GIVEN REQUEST: Scan the entries below and count the lines holding the string "location". Supply only the number.

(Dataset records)
[START]

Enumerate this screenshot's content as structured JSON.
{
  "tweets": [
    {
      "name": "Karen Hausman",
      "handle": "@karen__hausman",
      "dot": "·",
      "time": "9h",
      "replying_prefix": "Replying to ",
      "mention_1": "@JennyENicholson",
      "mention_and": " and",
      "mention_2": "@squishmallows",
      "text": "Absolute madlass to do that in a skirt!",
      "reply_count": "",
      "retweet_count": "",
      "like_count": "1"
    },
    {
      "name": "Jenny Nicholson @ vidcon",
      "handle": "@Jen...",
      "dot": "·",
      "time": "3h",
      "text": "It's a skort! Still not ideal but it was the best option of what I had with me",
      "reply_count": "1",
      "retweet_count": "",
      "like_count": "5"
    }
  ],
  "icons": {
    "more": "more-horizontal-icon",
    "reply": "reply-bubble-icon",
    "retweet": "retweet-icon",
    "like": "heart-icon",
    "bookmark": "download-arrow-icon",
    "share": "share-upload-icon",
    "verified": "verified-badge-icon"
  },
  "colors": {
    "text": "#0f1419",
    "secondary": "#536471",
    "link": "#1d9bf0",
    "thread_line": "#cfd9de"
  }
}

[END]
[START]

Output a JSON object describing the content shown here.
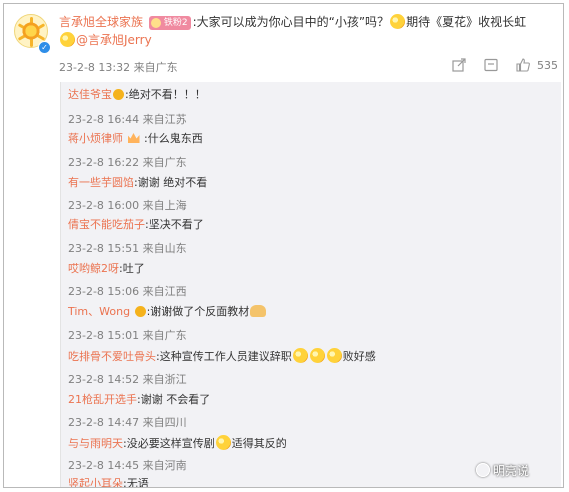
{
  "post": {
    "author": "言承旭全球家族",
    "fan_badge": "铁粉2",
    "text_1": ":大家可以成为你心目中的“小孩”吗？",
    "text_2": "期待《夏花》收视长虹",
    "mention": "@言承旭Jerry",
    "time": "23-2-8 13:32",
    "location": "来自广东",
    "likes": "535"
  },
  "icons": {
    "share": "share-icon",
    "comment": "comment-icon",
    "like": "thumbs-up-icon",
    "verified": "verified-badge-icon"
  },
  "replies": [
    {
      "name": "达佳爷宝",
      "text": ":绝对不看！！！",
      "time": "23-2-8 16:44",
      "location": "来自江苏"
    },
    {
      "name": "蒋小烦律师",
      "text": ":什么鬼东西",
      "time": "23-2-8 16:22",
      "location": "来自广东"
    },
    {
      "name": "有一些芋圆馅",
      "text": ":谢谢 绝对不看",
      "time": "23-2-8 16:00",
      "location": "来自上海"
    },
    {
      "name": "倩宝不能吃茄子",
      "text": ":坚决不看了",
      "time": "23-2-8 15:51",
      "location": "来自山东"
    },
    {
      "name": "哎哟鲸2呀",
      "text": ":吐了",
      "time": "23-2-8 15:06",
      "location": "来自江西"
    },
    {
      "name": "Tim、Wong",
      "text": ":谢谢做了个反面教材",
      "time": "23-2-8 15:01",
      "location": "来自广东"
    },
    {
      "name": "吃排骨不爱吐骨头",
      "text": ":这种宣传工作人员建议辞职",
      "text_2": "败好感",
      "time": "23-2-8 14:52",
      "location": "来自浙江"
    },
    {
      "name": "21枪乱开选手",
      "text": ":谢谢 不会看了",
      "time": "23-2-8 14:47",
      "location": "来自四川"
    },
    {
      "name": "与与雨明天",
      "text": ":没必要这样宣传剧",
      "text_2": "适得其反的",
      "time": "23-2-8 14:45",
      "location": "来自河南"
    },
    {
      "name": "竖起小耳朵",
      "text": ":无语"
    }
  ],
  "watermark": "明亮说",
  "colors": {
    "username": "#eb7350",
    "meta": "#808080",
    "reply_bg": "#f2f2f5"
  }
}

[END]

TASK ANSWER: 10